» **TASK OBJECTIVE**: Begin at the line that contains "tree-item-label: main bbox=[81, 92, 108, 107]" and stop after the line that contains "chevron-collapsed-icon[interactable] bbox=[100, 155, 117, 170]". Set those lines out as a Markdown table with the columns Row and Line, numbering each row and leaving out blank lines.

# # # # #

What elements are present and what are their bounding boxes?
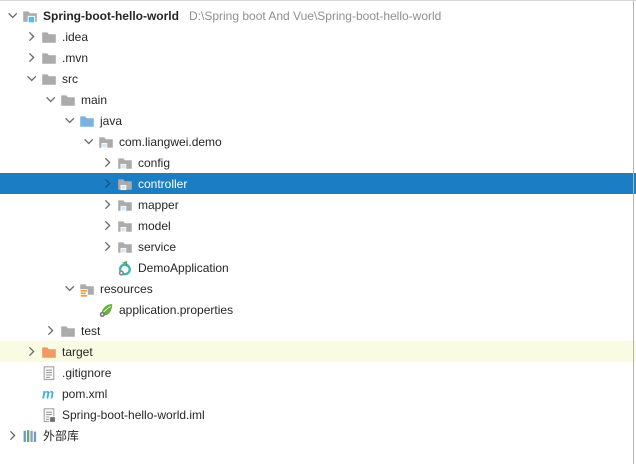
tree-item-label: main bbox=[81, 92, 108, 107]
tree-row-main[interactable]: main bbox=[0, 89, 636, 110]
panel-right-border bbox=[633, 1, 634, 464]
package-icon bbox=[117, 239, 133, 255]
excluded-folder-icon bbox=[41, 344, 57, 360]
package-icon bbox=[98, 134, 114, 150]
chevron-slot bbox=[81, 302, 98, 317]
tree-row-resources[interactable]: resources bbox=[0, 278, 636, 299]
chevron-slot bbox=[24, 386, 41, 401]
tree-item-label: controller bbox=[138, 176, 188, 191]
chevron-collapsed-icon[interactable] bbox=[24, 29, 41, 44]
text-file-icon bbox=[41, 365, 57, 381]
folder-icon bbox=[41, 71, 57, 87]
tree-row-外部库[interactable]: 外部库 bbox=[0, 425, 636, 446]
folder-icon bbox=[41, 29, 57, 45]
tree-item-label: DemoApplication bbox=[138, 260, 229, 275]
tree-row-com-liangwei-demo[interactable]: com.liangwei.demo bbox=[0, 131, 636, 152]
tree-row-demoapplication[interactable]: DemoApplication bbox=[0, 257, 636, 278]
chevron-expanded-icon[interactable] bbox=[43, 92, 60, 107]
tree-row-config[interactable]: config bbox=[0, 152, 636, 173]
tree-item-label: mapper bbox=[138, 197, 179, 212]
chevron-expanded-icon[interactable] bbox=[5, 8, 22, 23]
chevron-expanded-icon[interactable] bbox=[62, 281, 79, 296]
tree-item-label: src bbox=[62, 71, 78, 86]
tree-item-label: .gitignore bbox=[62, 365, 112, 380]
tree-item-label: target bbox=[62, 344, 93, 359]
svg-text:m: m bbox=[42, 386, 54, 401]
tree-row-spring-boot-hello-world[interactable]: Spring-boot-hello-world D:\Spring boot An… bbox=[0, 5, 636, 26]
project-path-text: D:\Spring boot And Vue\Spring-boot-hello… bbox=[188, 8, 442, 23]
tree-row-mvn[interactable]: .mvn bbox=[0, 47, 636, 68]
tree-item-label: 外部库 bbox=[43, 429, 80, 443]
package-icon bbox=[117, 197, 133, 213]
chevron-collapsed-icon[interactable] bbox=[100, 155, 117, 170]
tree-item-label: .idea bbox=[62, 29, 89, 44]
tree-row-test[interactable]: test bbox=[0, 320, 636, 341]
chevron-collapsed-icon[interactable] bbox=[100, 197, 117, 212]
project-tree-panel: Spring-boot-hello-world D:\Spring boot An… bbox=[0, 0, 636, 464]
chevron-collapsed-icon[interactable] bbox=[43, 323, 60, 338]
tree-row-gitignore[interactable]: .gitignore bbox=[0, 362, 636, 383]
chevron-slot bbox=[24, 407, 41, 422]
tree-row-target[interactable]: target bbox=[0, 341, 636, 362]
chevron-collapsed-icon[interactable] bbox=[5, 428, 22, 443]
tree-row-spring-boot-hello-world-iml[interactable]: Spring-boot-hello-world.iml bbox=[0, 404, 636, 425]
tree-item-label: pom.xml bbox=[62, 386, 108, 401]
tree-item-label: java bbox=[100, 113, 123, 128]
chevron-collapsed-icon[interactable] bbox=[100, 218, 117, 233]
spring-properties-icon bbox=[98, 302, 114, 318]
tree-row-model[interactable]: model bbox=[0, 215, 636, 236]
folder-icon bbox=[41, 50, 57, 66]
module-file-icon bbox=[41, 407, 57, 423]
tree-row-src[interactable]: src bbox=[0, 68, 636, 89]
tree-item-label: model bbox=[138, 218, 171, 233]
tree-row-service[interactable]: service bbox=[0, 236, 636, 257]
tree-item-label: .mvn bbox=[62, 50, 89, 65]
chevron-collapsed-icon[interactable] bbox=[24, 50, 41, 65]
spring-boot-class-icon bbox=[117, 260, 133, 276]
chevron-collapsed-icon[interactable] bbox=[100, 239, 117, 254]
chevron-collapsed-icon[interactable] bbox=[100, 176, 117, 191]
tree-item-label: com.liangwei.demo bbox=[119, 134, 222, 149]
chevron-expanded-icon[interactable] bbox=[62, 113, 79, 128]
tree-row-java[interactable]: java bbox=[0, 110, 636, 131]
tree-row-mapper[interactable]: mapper bbox=[0, 194, 636, 215]
tree-item-label: Spring-boot-hello-world.iml bbox=[62, 407, 205, 422]
package-icon bbox=[117, 155, 133, 171]
package-icon bbox=[117, 218, 133, 234]
project-tree: Spring-boot-hello-world D:\Spring boot An… bbox=[0, 1, 636, 446]
external-libraries-icon bbox=[22, 428, 38, 444]
tree-row-application-properties[interactable]: application.properties bbox=[0, 299, 636, 320]
tree-row-pom-xml[interactable]: m pom.xml bbox=[0, 383, 636, 404]
chevron-collapsed-icon[interactable] bbox=[24, 344, 41, 359]
tree-item-label: resources bbox=[100, 281, 153, 296]
tree-row-controller[interactable]: controller bbox=[0, 173, 636, 194]
folder-icon bbox=[60, 92, 76, 108]
chevron-expanded-icon[interactable] bbox=[81, 134, 98, 149]
tree-item-label: Spring-boot-hello-world bbox=[43, 8, 179, 23]
tree-item-label: service bbox=[138, 239, 177, 254]
folder-icon bbox=[60, 323, 76, 339]
chevron-slot bbox=[24, 365, 41, 380]
tree-item-label: config bbox=[138, 155, 171, 170]
resources-folder-icon bbox=[79, 281, 95, 297]
source-folder-icon bbox=[79, 113, 95, 129]
maven-icon: m bbox=[41, 386, 57, 402]
tree-item-label: application.properties bbox=[119, 302, 234, 317]
chevron-expanded-icon[interactable] bbox=[24, 71, 41, 86]
tree-item-label: test bbox=[81, 323, 101, 338]
chevron-slot bbox=[100, 260, 117, 275]
package-icon bbox=[117, 176, 133, 192]
tree-row-idea[interactable]: .idea bbox=[0, 26, 636, 47]
project-folder-icon bbox=[22, 8, 38, 24]
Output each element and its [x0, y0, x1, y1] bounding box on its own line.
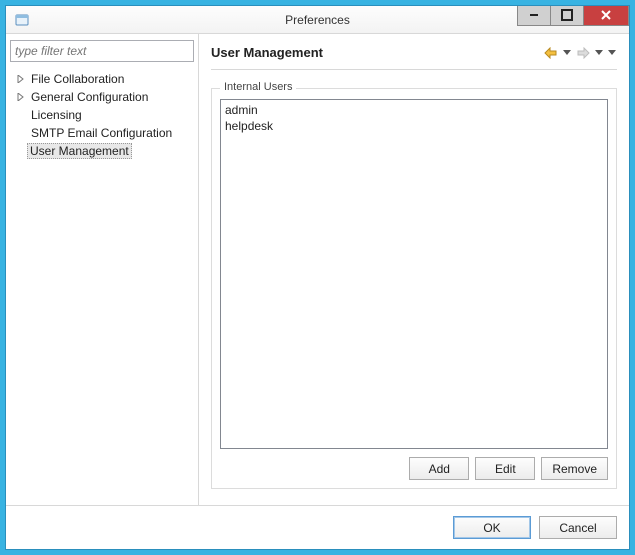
sidebar: File Collaboration General Configuration… — [6, 34, 198, 505]
arrow-right-icon — [576, 47, 590, 59]
edit-button[interactable]: Edit — [475, 457, 535, 480]
remove-button[interactable]: Remove — [541, 457, 608, 480]
dialog-footer: OK Cancel — [6, 505, 629, 549]
sidebar-item-user-management[interactable]: User Management — [14, 142, 194, 160]
preferences-tree: File Collaboration General Configuration… — [10, 66, 194, 499]
preferences-window: Preferences File Collaboration — [5, 5, 630, 550]
sidebar-item-label: File Collaboration — [30, 72, 125, 86]
body: File Collaboration General Configuration… — [6, 34, 629, 505]
back-menu[interactable] — [562, 49, 572, 57]
maximize-button[interactable] — [550, 6, 584, 26]
page-title: User Management — [211, 45, 323, 60]
sidebar-item-label: User Management — [27, 143, 132, 159]
minimize-button[interactable] — [517, 6, 551, 26]
sidebar-item-general-configuration[interactable]: General Configuration — [14, 88, 194, 106]
titlebar: Preferences — [6, 6, 629, 34]
page-header: User Management — [211, 42, 617, 70]
sidebar-item-licensing[interactable]: Licensing — [14, 106, 194, 124]
sidebar-item-label: General Configuration — [30, 90, 149, 104]
list-item[interactable]: admin — [225, 102, 603, 118]
groupbox-label: Internal Users — [220, 81, 296, 93]
list-item[interactable]: helpdesk — [225, 118, 603, 134]
chevron-down-icon — [595, 50, 603, 56]
page-menu[interactable] — [607, 49, 617, 57]
sidebar-item-file-collaboration[interactable]: File Collaboration — [14, 70, 194, 88]
chevron-down-icon — [563, 50, 571, 56]
main-panel: User Management — [198, 34, 629, 505]
back-button[interactable] — [543, 46, 559, 60]
sidebar-item-label: Licensing — [30, 108, 83, 122]
cancel-button[interactable]: Cancel — [539, 516, 617, 539]
window-controls — [518, 6, 629, 26]
filter-input[interactable] — [10, 40, 194, 62]
forward-menu[interactable] — [594, 49, 604, 57]
sidebar-item-smtp-email-configuration[interactable]: SMTP Email Configuration — [14, 124, 194, 142]
expand-icon[interactable] — [16, 92, 26, 102]
arrow-left-icon — [544, 47, 558, 59]
app-icon — [14, 12, 30, 28]
user-list[interactable]: admin helpdesk — [220, 99, 608, 449]
sidebar-item-label: SMTP Email Configuration — [30, 126, 173, 140]
page-nav — [543, 46, 617, 60]
internal-users-group: Internal Users admin helpdesk Add Edit R… — [211, 88, 617, 489]
forward-button[interactable] — [575, 46, 591, 60]
close-button[interactable] — [583, 6, 629, 26]
expand-icon[interactable] — [16, 74, 26, 84]
chevron-down-icon — [608, 50, 616, 56]
user-list-buttons: Add Edit Remove — [220, 457, 608, 480]
add-button[interactable]: Add — [409, 457, 469, 480]
ok-button[interactable]: OK — [453, 516, 531, 539]
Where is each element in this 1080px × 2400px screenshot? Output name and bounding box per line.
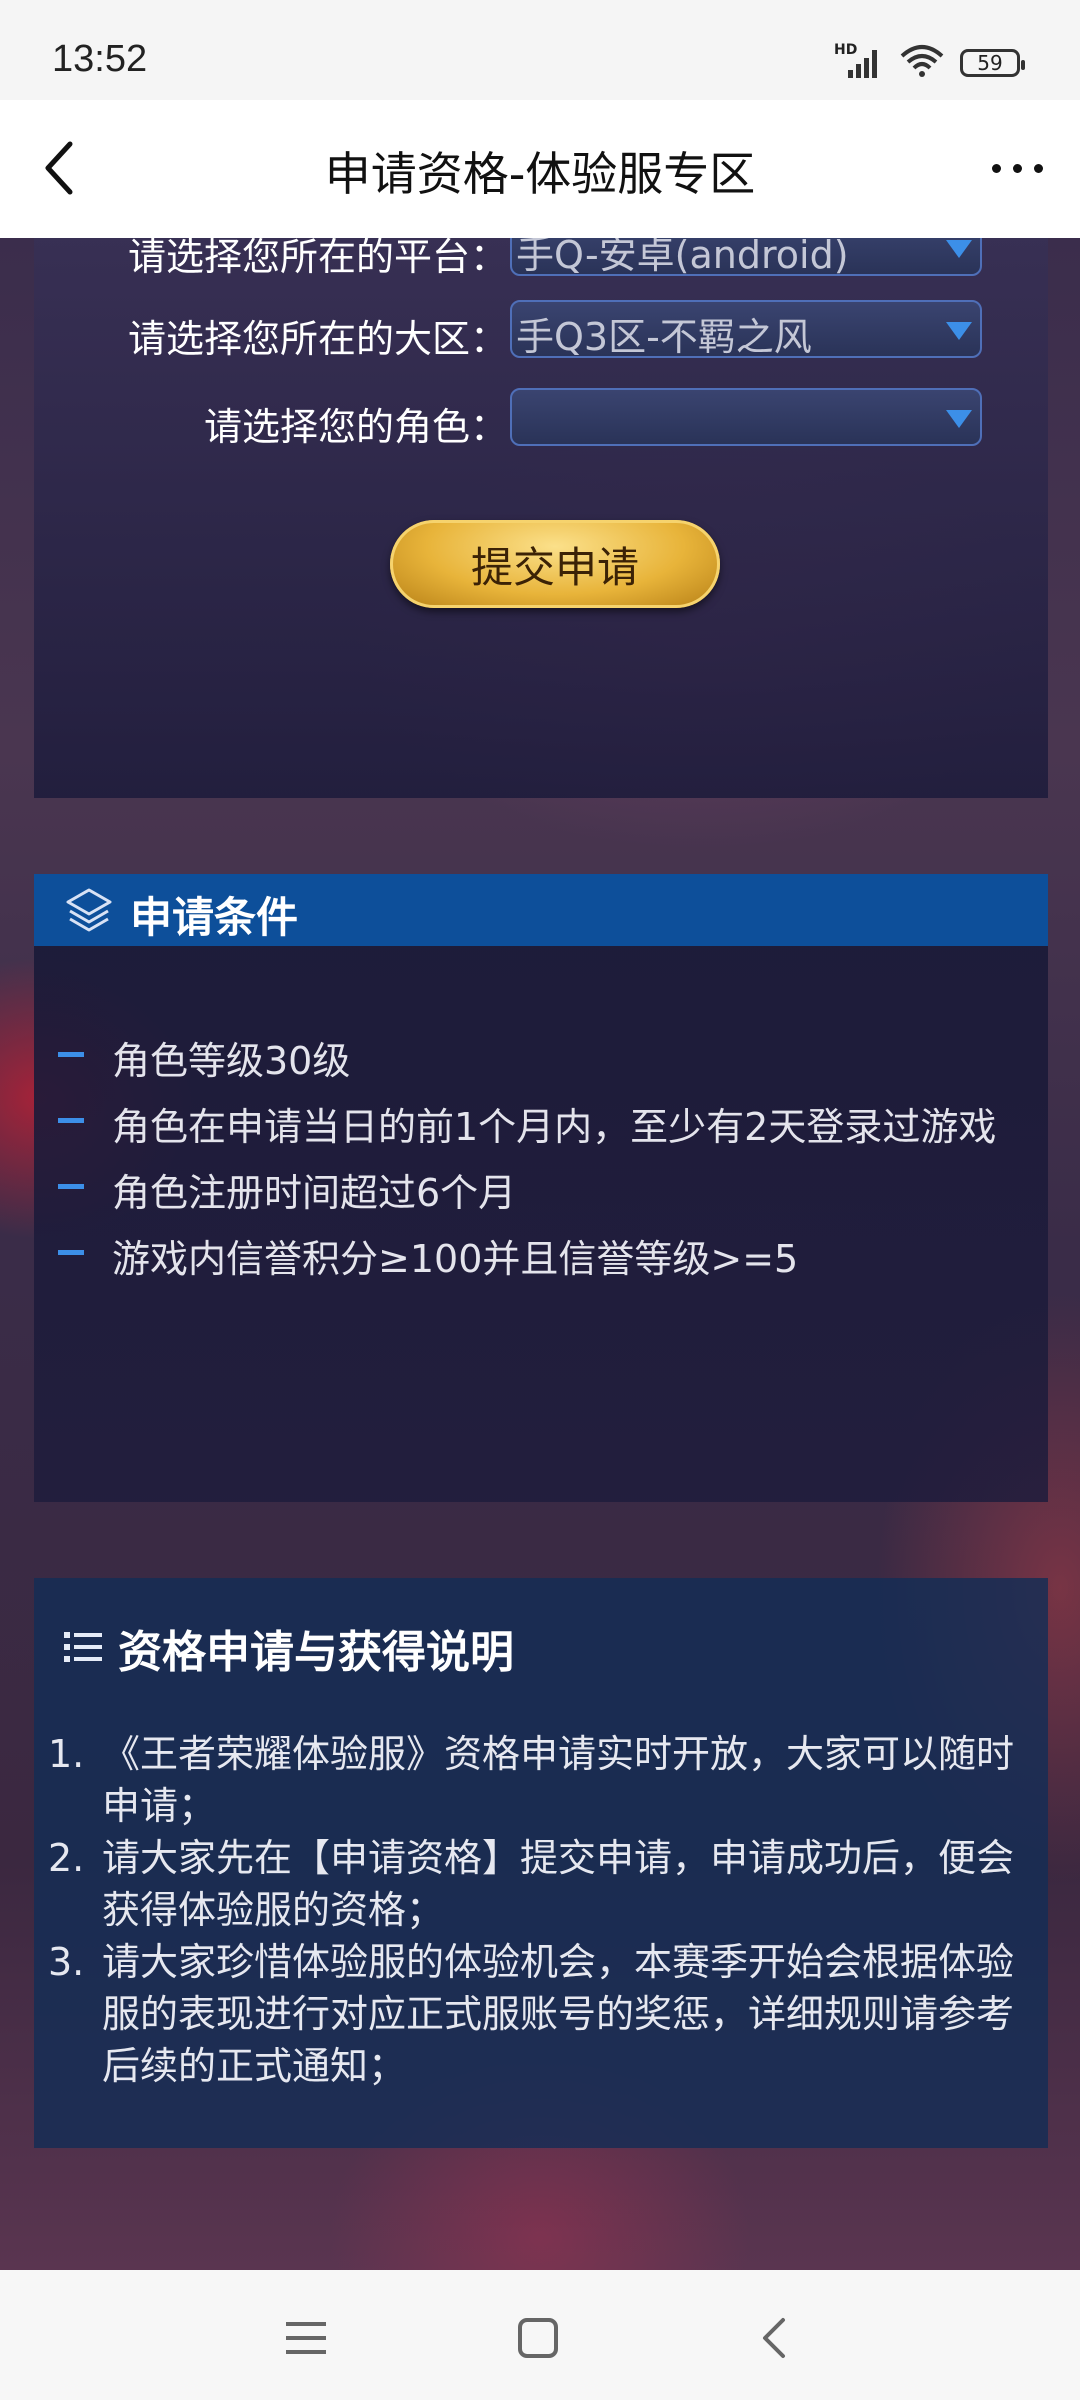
dropdown-arrow-icon (946, 240, 972, 258)
description-panel: 资格申请与获得说明 1. 《王者荣耀体验服》资格申请实时开放，大家可以随时申请；… (34, 1578, 1048, 2148)
list-item: 角色注册时间超过6个月 (34, 1156, 1048, 1216)
more-icon (991, 163, 1001, 173)
home-icon (518, 2318, 558, 2358)
list-item: 3. 请大家珍惜体验服的体验机会，本赛季开始会根据体验服的表现进行对应正式服账号… (48, 1940, 1015, 2088)
menu-icon (286, 2322, 326, 2354)
platform-row: 请选择您所在的平台： 手Q-安卓(android) (34, 238, 1048, 282)
submit-application-button[interactable]: 提交申请 (390, 520, 720, 608)
back-icon (763, 2318, 785, 2358)
list-item: 2. 请大家先在【申请资格】提交申请，申请成功后，便会获得体验服的资格； (48, 1836, 1015, 1932)
more-button[interactable] (982, 138, 1052, 198)
dash-icon (58, 1184, 84, 1189)
menu-button[interactable] (276, 2308, 336, 2368)
dash-icon (58, 1118, 84, 1123)
description-title: 资格申请与获得说明 (118, 1627, 514, 1678)
list-item: 1. 《王者荣耀体验服》资格申请实时开放，大家可以随时申请； (48, 1732, 1015, 1828)
dropdown-arrow-icon (946, 322, 972, 340)
list-item: 角色在申请当日的前1个月内，至少有2天登录过游戏 (34, 1090, 1048, 1150)
region-select[interactable]: 手Q3区-不羁之风 (510, 300, 982, 359)
home-button[interactable] (508, 2308, 568, 2368)
platform-label: 请选择您所在的平台： (127, 238, 508, 279)
description-list: 1. 《王者荣耀体验服》资格申请实时开放，大家可以随时申请； 2. 请大家先在【… (48, 1728, 1038, 2092)
layers-icon (66, 888, 112, 932)
system-nav-bar (0, 2270, 1080, 2400)
battery-icon: 59 (960, 49, 1025, 77)
status-time: 13:52 (52, 38, 148, 80)
dash-icon (58, 1052, 84, 1057)
status-icons: HD 59 (834, 42, 1025, 82)
role-select[interactable] (510, 388, 982, 446)
system-back-button[interactable] (744, 2308, 804, 2368)
page-content: 请选择您所在的平台： 手Q-安卓(android) 请选择您所在的大区： 手Q3… (0, 238, 1080, 2270)
nav-bar: 申请资格-体验服专区 (0, 100, 1080, 238)
dropdown-arrow-icon (946, 410, 972, 428)
list-icon (64, 1632, 102, 1662)
conditions-title: 申请条件 (130, 893, 299, 942)
page-title: 申请资格-体验服专区 (324, 147, 756, 201)
conditions-panel: 申请条件 角色等级30级 角色在申请当日的前1个月内，至少有2天登录过游戏 角色… (34, 874, 1048, 1502)
region-label: 请选择您所在的大区： (127, 317, 508, 361)
role-label: 请选择您的角色： (203, 405, 508, 449)
signal-icon: HD (834, 42, 884, 80)
conditions-header: 申请条件 (34, 874, 1048, 946)
platform-select[interactable]: 手Q-安卓(android) (510, 238, 982, 277)
wifi-icon (900, 44, 944, 82)
dash-icon (58, 1250, 84, 1255)
status-bar: 13:52 HD 59 (0, 0, 1080, 100)
application-form-panel: 请选择您所在的平台： 手Q-安卓(android) 请选择您所在的大区： 手Q3… (34, 238, 1048, 798)
list-item: 游戏内信誉积分≥100并且信誉等级>=5 (34, 1222, 1048, 1282)
region-row: 请选择您所在的大区： 手Q3区-不羁之风 (34, 300, 1048, 364)
role-row: 请选择您的角色： (34, 388, 1048, 452)
list-item: 角色等级30级 (34, 1024, 1048, 1084)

# # # # #

» **COMPLETE OUTPUT**:
| Row | Line |
|---|---|
| 1 | tree-item-label: main bbox=[81, 92, 108, 107] |
| 2 | tree-row-main[interactable]: main bbox=[0, 89, 636, 110] |
| 3 | panel-right-border bbox=[633, 1, 634, 464] |
| 4 | package-icon bbox=[117, 239, 133, 255] |
| 5 | excluded-folder-icon bbox=[41, 344, 57, 360] |
| 6 | package-icon bbox=[98, 134, 114, 150] |
| 7 | chevron-slot bbox=[81, 302, 98, 317] |
| 8 | tree-row-resources[interactable]: resources bbox=[0, 278, 636, 299] |
| 9 | chevron-slot bbox=[24, 386, 41, 401] |
| 10 | tree-item-label: controller bbox=[138, 176, 188, 191] |
| 11 | chevron-collapsed-icon[interactable] bbox=[24, 29, 41, 44] |
| 12 | text-file-icon bbox=[41, 365, 57, 381] |
| 13 | folder-icon bbox=[41, 71, 57, 87] |
| 14 | tree-row-外部库[interactable]: 外部库 bbox=[0, 425, 636, 446] |
| 15 | folder-icon bbox=[41, 29, 57, 45] |
| 16 | tree-item-label: DemoApplication bbox=[138, 260, 229, 275] |
| 17 | tree-row-com-liangwei-demo[interactable]: com.liangwei.demo bbox=[0, 131, 636, 152] |
| 18 | tree-row-demoapplication[interactable]: DemoApplication bbox=[0, 257, 636, 278] |
| 19 | chevron-expanded-icon[interactable] bbox=[43, 92, 60, 107] |
| 20 | tree-row-config[interactable]: config bbox=[0, 152, 636, 173] |
| 21 | tree-item-label: mapper bbox=[138, 197, 179, 212] |
| 22 | chevron-expanded-icon[interactable] bbox=[5, 8, 22, 23] |
| 23 | chevron-expanded-icon[interactable] bbox=[62, 281, 79, 296] |
| 24 | tree-item-label: src bbox=[62, 71, 78, 86] |
| 25 | tree-item-label: .gitignore bbox=[62, 365, 112, 380] |
| 26 | tree-item-label: target bbox=[62, 344, 93, 359] |
| 27 | svg-text:m: m bbox=[42, 386, 54, 401] |
| 28 | tree-row-spring-boot-hello-world[interactable]: Spring-boot-hello-world D:\Spring boot An… bbox=[0, 5, 636, 26] |
| 29 | project-path-text: D:\Spring boot And Vue\Spring-boot-hello… bbox=[188, 8, 442, 23] |
| 30 | tree-row-mvn[interactable]: .mvn bbox=[0, 47, 636, 68] |
| 31 | tree-item-label: 外部库 bbox=[43, 429, 80, 443] |
| 32 | package-icon bbox=[117, 197, 133, 213] |
| 33 | chevron-collapsed-icon[interactable] bbox=[100, 155, 117, 170] |